Stated goal -
Copy the data word for word, keeping every line.

Saved data entries:
▼

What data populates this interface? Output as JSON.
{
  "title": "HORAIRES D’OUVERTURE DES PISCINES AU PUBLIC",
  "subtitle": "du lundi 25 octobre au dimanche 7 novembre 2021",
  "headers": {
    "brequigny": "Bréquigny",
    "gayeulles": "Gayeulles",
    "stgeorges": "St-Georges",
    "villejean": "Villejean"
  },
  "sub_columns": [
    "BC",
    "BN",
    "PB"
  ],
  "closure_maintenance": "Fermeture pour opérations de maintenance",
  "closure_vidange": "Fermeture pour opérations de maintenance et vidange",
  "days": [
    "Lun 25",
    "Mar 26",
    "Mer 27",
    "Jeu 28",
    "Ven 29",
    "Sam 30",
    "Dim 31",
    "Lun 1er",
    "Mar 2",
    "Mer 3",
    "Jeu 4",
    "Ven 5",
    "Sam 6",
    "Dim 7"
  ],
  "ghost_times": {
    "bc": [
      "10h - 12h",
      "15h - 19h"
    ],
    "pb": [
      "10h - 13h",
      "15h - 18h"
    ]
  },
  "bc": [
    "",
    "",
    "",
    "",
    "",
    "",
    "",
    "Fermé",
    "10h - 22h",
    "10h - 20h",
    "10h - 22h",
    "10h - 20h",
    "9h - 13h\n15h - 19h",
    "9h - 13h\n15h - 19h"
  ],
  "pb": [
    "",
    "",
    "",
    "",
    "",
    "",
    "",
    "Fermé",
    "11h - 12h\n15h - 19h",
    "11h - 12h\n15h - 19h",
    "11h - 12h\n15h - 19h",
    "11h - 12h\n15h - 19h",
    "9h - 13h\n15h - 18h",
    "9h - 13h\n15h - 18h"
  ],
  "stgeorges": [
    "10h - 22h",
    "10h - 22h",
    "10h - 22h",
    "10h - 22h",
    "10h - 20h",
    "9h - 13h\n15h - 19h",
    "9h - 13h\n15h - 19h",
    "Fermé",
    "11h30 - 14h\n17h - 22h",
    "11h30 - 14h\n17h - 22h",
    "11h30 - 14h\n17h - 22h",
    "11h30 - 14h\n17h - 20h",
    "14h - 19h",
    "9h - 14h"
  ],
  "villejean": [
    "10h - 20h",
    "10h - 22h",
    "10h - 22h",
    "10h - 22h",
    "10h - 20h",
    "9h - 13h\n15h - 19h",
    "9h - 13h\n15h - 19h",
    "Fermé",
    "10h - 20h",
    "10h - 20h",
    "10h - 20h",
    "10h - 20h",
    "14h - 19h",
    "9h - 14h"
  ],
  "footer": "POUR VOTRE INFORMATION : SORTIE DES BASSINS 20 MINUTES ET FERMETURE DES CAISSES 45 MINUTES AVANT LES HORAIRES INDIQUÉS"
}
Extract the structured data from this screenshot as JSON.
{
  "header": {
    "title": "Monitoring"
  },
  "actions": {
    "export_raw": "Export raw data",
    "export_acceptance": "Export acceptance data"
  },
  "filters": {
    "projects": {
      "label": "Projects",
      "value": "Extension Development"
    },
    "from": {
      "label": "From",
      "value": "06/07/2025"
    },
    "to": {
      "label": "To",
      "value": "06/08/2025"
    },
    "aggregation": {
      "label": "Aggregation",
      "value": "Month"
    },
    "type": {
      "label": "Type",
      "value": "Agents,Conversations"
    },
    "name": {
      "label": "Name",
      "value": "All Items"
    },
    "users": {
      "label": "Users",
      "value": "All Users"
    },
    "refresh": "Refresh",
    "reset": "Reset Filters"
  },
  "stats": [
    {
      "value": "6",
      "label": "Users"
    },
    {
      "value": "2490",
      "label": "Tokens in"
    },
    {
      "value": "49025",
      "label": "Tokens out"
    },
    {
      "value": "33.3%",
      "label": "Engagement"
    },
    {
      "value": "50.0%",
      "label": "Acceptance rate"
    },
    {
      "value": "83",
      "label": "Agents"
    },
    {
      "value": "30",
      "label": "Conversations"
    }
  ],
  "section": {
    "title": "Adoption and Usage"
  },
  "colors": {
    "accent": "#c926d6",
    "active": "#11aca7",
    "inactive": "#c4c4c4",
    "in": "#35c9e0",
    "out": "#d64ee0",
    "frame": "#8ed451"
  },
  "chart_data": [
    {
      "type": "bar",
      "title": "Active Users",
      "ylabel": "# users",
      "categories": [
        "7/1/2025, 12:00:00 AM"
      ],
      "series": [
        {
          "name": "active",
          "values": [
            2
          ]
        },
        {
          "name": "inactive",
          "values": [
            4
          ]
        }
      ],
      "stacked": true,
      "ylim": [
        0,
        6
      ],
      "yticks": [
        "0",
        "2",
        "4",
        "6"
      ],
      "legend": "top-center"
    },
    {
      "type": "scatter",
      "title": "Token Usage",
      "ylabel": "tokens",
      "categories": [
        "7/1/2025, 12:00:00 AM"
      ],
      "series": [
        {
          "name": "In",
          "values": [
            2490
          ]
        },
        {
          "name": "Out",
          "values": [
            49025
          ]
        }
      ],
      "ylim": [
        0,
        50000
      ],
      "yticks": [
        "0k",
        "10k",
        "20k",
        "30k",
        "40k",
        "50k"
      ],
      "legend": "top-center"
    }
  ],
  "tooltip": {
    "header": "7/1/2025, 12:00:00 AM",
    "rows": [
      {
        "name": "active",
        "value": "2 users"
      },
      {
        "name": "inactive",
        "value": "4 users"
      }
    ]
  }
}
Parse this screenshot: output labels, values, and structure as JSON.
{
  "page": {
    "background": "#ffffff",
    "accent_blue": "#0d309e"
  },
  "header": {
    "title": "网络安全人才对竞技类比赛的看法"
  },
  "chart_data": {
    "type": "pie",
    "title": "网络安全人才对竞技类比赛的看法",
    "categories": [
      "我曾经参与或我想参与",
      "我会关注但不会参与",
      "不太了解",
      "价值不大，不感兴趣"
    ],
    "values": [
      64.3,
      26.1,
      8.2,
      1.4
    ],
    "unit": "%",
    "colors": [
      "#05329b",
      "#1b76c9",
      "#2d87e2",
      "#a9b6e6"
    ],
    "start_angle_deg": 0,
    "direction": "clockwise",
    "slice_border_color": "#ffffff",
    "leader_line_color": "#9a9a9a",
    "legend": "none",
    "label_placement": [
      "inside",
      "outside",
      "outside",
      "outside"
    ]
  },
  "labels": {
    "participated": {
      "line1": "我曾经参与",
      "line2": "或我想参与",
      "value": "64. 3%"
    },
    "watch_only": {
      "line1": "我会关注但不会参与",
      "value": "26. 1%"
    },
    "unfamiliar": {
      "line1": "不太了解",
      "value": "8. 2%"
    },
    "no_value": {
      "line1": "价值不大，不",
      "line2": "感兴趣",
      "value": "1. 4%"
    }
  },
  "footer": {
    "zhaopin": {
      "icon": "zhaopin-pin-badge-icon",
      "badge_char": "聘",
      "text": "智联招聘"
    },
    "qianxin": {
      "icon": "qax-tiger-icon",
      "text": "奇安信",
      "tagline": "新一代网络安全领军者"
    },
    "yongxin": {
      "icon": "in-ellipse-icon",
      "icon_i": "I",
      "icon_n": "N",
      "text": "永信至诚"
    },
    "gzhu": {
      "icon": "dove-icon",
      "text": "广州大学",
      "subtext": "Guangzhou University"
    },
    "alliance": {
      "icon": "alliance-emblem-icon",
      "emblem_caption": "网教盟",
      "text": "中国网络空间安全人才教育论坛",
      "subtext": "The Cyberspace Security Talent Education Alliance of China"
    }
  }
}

▲

Answer -
What data populates this interface? Output as JSON.
{
  "title": "HORAIRES D’OUVERTURE DES PISCINES AU PUBLIC",
  "subtitle": "du lundi 25 octobre au dimanche 7 novembre 2021",
  "headers": {
    "brequigny": "Bréquigny",
    "gayeulles": "Gayeulles",
    "stgeorges": "St-Georges",
    "villejean": "Villejean"
  },
  "sub_columns": [
    "BC",
    "BN",
    "PB"
  ],
  "closure_maintenance": "Fermeture pour opérations de maintenance",
  "closure_vidange": "Fermeture pour opérations de maintenance et vidange",
  "days": [
    "Lun 25",
    "Mar 26",
    "Mer 27",
    "Jeu 28",
    "Ven 29",
    "Sam 30",
    "Dim 31",
    "Lun 1er",
    "Mar 2",
    "Mer 3",
    "Jeu 4",
    "Ven 5",
    "Sam 6",
    "Dim 7"
  ],
  "ghost_times": {
    "bc": [
      "10h - 12h",
      "15h - 19h"
    ],
    "pb": [
      "10h - 13h",
      "15h - 18h"
    ]
  },
  "bc": [
    "",
    "",
    "",
    "",
    "",
    "",
    "",
    "Fermé",
    "10h - 22h",
    "10h - 20h",
    "10h - 22h",
    "10h - 20h",
    "9h - 13h\n15h - 19h",
    "9h - 13h\n15h - 19h"
  ],
  "pb": [
    "",
    "",
    "",
    "",
    "",
    "",
    "",
    "Fermé",
    "11h - 12h\n15h - 19h",
    "11h - 12h\n15h - 19h",
    "11h - 12h\n15h - 19h",
    "11h - 12h\n15h - 19h",
    "9h - 13h\n15h - 18h",
    "9h - 13h\n15h - 18h"
  ],
  "stgeorges": [
    "10h - 22h",
    "10h - 22h",
    "10h - 22h",
    "10h - 22h",
    "10h - 20h",
    "9h - 13h\n15h - 19h",
    "9h - 13h\n15h - 19h",
    "Fermé",
    "11h30 - 14h\n17h - 22h",
    "11h30 - 14h\n17h - 22h",
    "11h30 - 14h\n17h - 22h",
    "11h30 - 14h\n17h - 20h",
    "14h - 19h",
    "9h - 14h"
  ],
  "villejean": [
    "10h - 20h",
    "10h - 22h",
    "10h - 22h",
    "10h - 22h",
    "10h - 20h",
    "9h - 13h\n15h - 19h",
    "9h - 13h\n15h - 19h",
    "Fermé",
    "10h - 20h",
    "10h - 20h",
    "10h - 20h",
    "10h - 20h",
    "14h - 19h",
    "9h - 14h"
  ],
  "footer": "POUR VOTRE INFORMATION : SORTIE DES BASSINS 20 MINUTES ET FERMETURE DES CAISSES 45 MINUTES AVANT LES HORAIRES INDIQUÉS"
}
Extract the structured data from this screenshot as JSON.
{
  "header": {
    "title": "Monitoring"
  },
  "actions": {
    "export_raw": "Export raw data",
    "export_acceptance": "Export acceptance data"
  },
  "filters": {
    "projects": {
      "label": "Projects",
      "value": "Extension Development"
    },
    "from": {
      "label": "From",
      "value": "06/07/2025"
    },
    "to": {
      "label": "To",
      "value": "06/08/2025"
    },
    "aggregation": {
      "label": "Aggregation",
      "value": "Month"
    },
    "type": {
      "label": "Type",
      "value": "Agents,Conversations"
    },
    "name": {
      "label": "Name",
      "value": "All Items"
    },
    "users": {
      "label": "Users",
      "value": "All Users"
    },
    "refresh": "Refresh",
    "reset": "Reset Filters"
  },
  "stats": [
    {
      "value": "6",
      "label": "Users"
    },
    {
      "value": "2490",
      "label": "Tokens in"
    },
    {
      "value": "49025",
      "label": "Tokens out"
    },
    {
      "value": "33.3%",
      "label": "Engagement"
    },
    {
      "value": "50.0%",
      "label": "Acceptance rate"
    },
    {
      "value": "83",
      "label": "Agents"
    },
    {
      "value": "30",
      "label": "Conversations"
    }
  ],
  "section": {
    "title": "Adoption and Usage"
  },
  "colors": {
    "accent": "#c926d6",
    "active": "#11aca7",
    "inactive": "#c4c4c4",
    "in": "#35c9e0",
    "out": "#d64ee0",
    "frame": "#8ed451"
  },
  "chart_data": [
    {
      "type": "bar",
      "title": "Active Users",
      "ylabel": "# users",
      "categories": [
        "7/1/2025, 12:00:00 AM"
      ],
      "series": [
        {
          "name": "active",
          "values": [
            2
          ]
        },
        {
          "name": "inactive",
          "values": [
            4
          ]
        }
      ],
      "stacked": true,
      "ylim": [
        0,
        6
      ],
      "yticks": [
        "0",
        "2",
        "4",
        "6"
      ],
      "legend": "top-center"
    },
    {
      "type": "scatter",
      "title": "Token Usage",
      "ylabel": "tokens",
      "categories": [
        "7/1/2025, 12:00:00 AM"
      ],
      "series": [
        {
          "name": "In",
          "values": [
            2490
          ]
        },
        {
          "name": "Out",
          "values": [
            49025
          ]
        }
      ],
      "ylim": [
        0,
        50000
      ],
      "yticks": [
        "0k",
        "10k",
        "20k",
        "30k",
        "40k",
        "50k"
      ],
      "legend": "top-center"
    }
  ],
  "tooltip": {
    "header": "7/1/2025, 12:00:00 AM",
    "rows": [
      {
        "name": "active",
        "value": "2 users"
      },
      {
        "name": "inactive",
        "value": "4 users"
      }
    ]
  }
}
Parse this screenshot: output labels, values, and structure as JSON.
{
  "page": {
    "background": "#ffffff",
    "accent_blue": "#0d309e"
  },
  "header": {
    "title": "网络安全人才对竞技类比赛的看法"
  },
  "chart_data": {
    "type": "pie",
    "title": "网络安全人才对竞技类比赛的看法",
    "categories": [
      "我曾经参与或我想参与",
      "我会关注但不会参与",
      "不太了解",
      "价值不大，不感兴趣"
    ],
    "values": [
      64.3,
      26.1,
      8.2,
      1.4
    ],
    "unit": "%",
    "colors": [
      "#05329b",
      "#1b76c9",
      "#2d87e2",
      "#a9b6e6"
    ],
    "start_angle_deg": 0,
    "direction": "clockwise",
    "slice_border_color": "#ffffff",
    "leader_line_color": "#9a9a9a",
    "legend": "none",
    "label_placement": [
      "inside",
      "outside",
      "outside",
      "outside"
    ]
  },
  "labels": {
    "participated": {
      "line1": "我曾经参与",
      "line2": "或我想参与",
      "value": "64. 3%"
    },
    "watch_only": {
      "line1": "我会关注但不会参与",
      "value": "26. 1%"
    },
    "unfamiliar": {
      "line1": "不太了解",
      "value": "8. 2%"
    },
    "no_value": {
      "line1": "价值不大，不",
      "line2": "感兴趣",
      "value": "1. 4%"
    }
  },
  "footer": {
    "zhaopin": {
      "icon": "zhaopin-pin-badge-icon",
      "badge_char": "聘",
      "text": "智联招聘"
    },
    "qianxin": {
      "icon": "qax-tiger-icon",
      "text": "奇安信",
      "tagline": "新一代网络安全领军者"
    },
    "yongxin": {
      "icon": "in-ellipse-icon",
      "icon_i": "I",
      "icon_n": "N",
      "text": "永信至诚"
    },
    "gzhu": {
      "icon": "dove-icon",
      "text": "广州大学",
      "subtext": "Guangzhou University"
    },
    "alliance": {
      "icon": "alliance-emblem-icon",
      "emblem_caption": "网教盟",
      "text": "中国网络空间安全人才教育论坛",
      "subtext": "The Cyberspace Security Talent Education Alliance of China"
    }
  }
}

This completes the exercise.